What the task requires:
Transcribe all the entries word for word, skipping the pictures.

--- start Information shown ---

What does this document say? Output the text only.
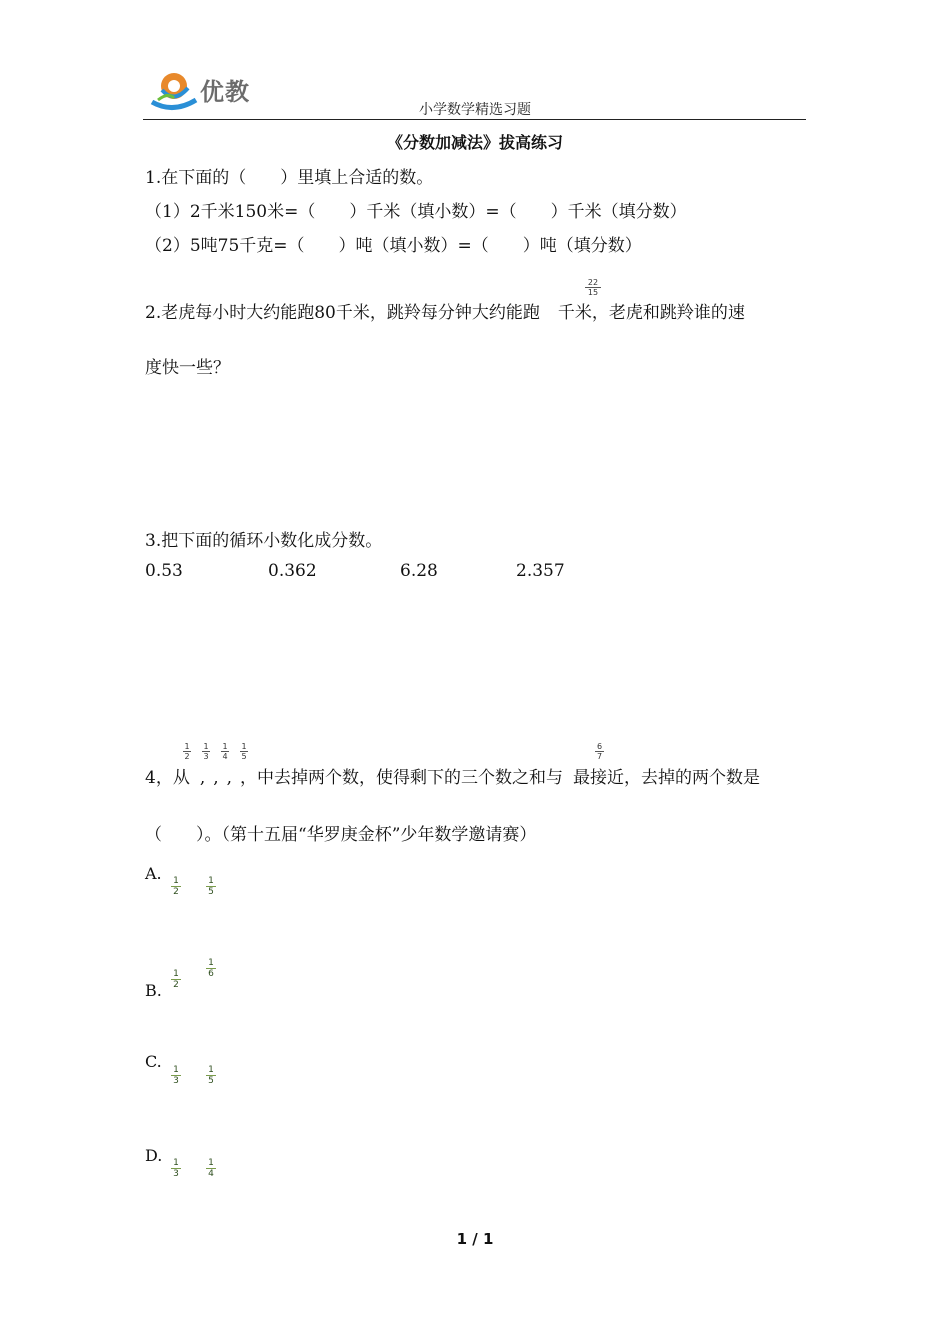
优教
小学数学精选习题
《分数加减法》拔高练习
1.在下面的（　　）里填上合适的数。
（1）2千米150米=（　　）千米（填小数）=（　　）千米（填分数）
（2）5吨75千克=（　　）吨（填小数）=（　　）吨（填分数）
2.老虎每小时大约能跑80千米，跳羚每分钟大约能跑 千米，老虎和跳羚谁的速
$\frac{22}{15}$
度快一些？
3.把下面的循环小数化成分数。
0.53	0.362	6.28	2.357
4，从 , , , ，中去掉两个数，使得剩下的三个数之和与 最接近，去掉的两个数是
$\frac{1}{2} \frac{1}{3} \frac{1}{4} \frac{1}{5}$	$\frac{6}{7}$
（　　）。（第十五届“华罗庚金杯”少年数学邀请赛）
A.
$\frac{1}{2}$	$\frac{1}{5}$
B.
$\frac{1}{2}$
$\frac{1}{6}$
C.
$\frac{1}{3}$	$\frac{1}{5}$
D.
$\frac{1}{3}$	$\frac{1}{4}$
1 / 1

--- end Information shown ---

Solution to the problem:
What does this document say? Output the text only.
优教
小学数学精选习题
《分数加减法》拔高练习
1.在下面的（　　）里填上合适的数。
（1）2千米150米=（　　）千米（填小数）=（　　）千米（填分数）
（2）5吨75千克=（　　）吨（填小数）=（　　）吨（填分数）
2.老虎每小时大约能跑80千米，跳羚每分钟大约能跑 千米，老虎和跳羚谁的速
$\frac{22}{15}$
度快一些？
3.把下面的循环小数化成分数。
0.53	0.362	6.28	2.357
4，从 , , , ，中去掉两个数，使得剩下的三个数之和与 最接近，去掉的两个数是
$\frac{1}{2} \frac{1}{3} \frac{1}{4} \frac{1}{5}$	$\frac{6}{7}$
（　　）。（第十五届“华罗庚金杯”少年数学邀请赛）
A.
$\frac{1}{2}$	$\frac{1}{5}$
B.
$\frac{1}{2}$
$\frac{1}{6}$
C.
$\frac{1}{3}$	$\frac{1}{5}$
D.
$\frac{1}{3}$	$\frac{1}{4}$
1 / 1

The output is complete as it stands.